-- start of Given information --
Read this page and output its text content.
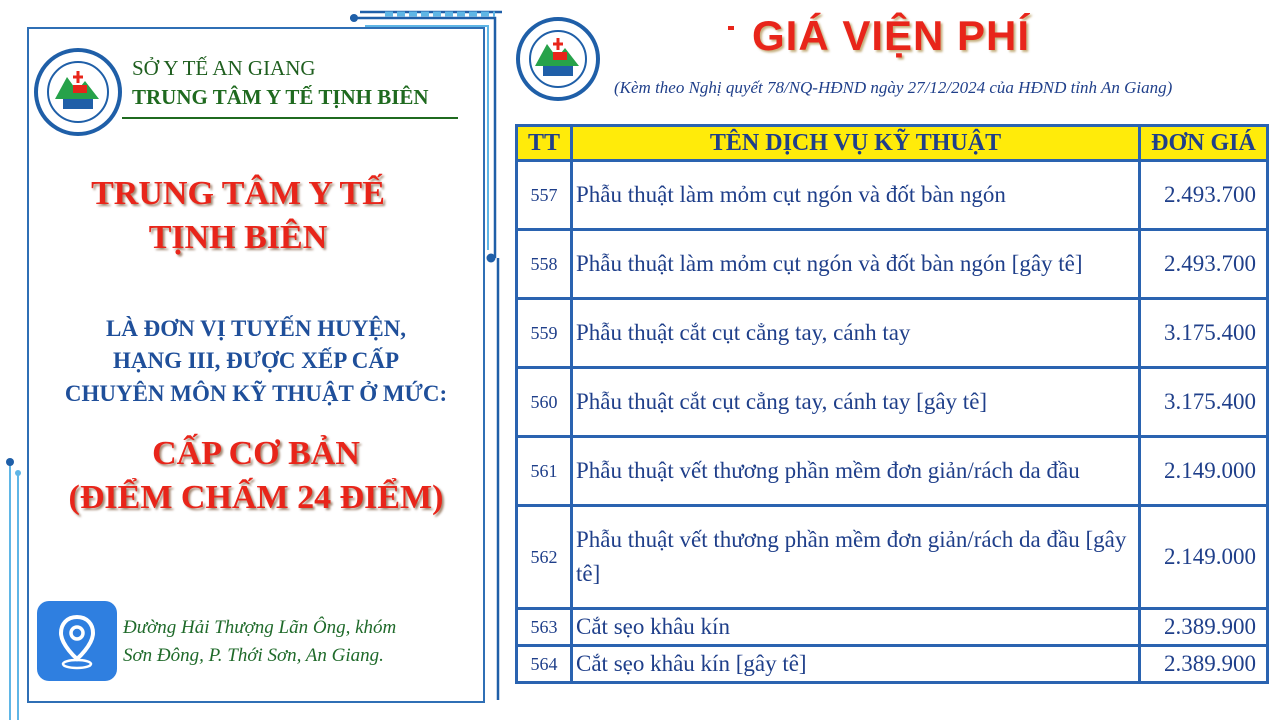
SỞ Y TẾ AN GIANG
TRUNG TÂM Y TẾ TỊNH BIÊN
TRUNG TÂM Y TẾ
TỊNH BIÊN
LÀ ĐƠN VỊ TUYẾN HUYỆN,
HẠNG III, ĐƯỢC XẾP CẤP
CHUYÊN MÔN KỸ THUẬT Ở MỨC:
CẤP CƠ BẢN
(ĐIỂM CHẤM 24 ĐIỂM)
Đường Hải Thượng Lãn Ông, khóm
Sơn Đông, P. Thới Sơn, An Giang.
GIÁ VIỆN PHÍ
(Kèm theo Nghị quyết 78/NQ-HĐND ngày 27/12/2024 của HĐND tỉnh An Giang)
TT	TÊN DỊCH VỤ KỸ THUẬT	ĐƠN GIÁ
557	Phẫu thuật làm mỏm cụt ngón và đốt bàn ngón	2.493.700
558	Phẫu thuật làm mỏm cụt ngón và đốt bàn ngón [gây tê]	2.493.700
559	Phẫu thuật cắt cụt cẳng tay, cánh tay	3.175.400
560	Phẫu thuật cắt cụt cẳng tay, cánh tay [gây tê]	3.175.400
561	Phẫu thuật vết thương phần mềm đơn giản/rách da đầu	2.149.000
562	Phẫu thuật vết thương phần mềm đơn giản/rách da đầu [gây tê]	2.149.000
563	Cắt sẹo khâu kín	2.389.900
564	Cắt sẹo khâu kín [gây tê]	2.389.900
-- end of Given information --
Looking back at the lines above, state how many contain the word "cẳng", and supply nothing besides the number.

2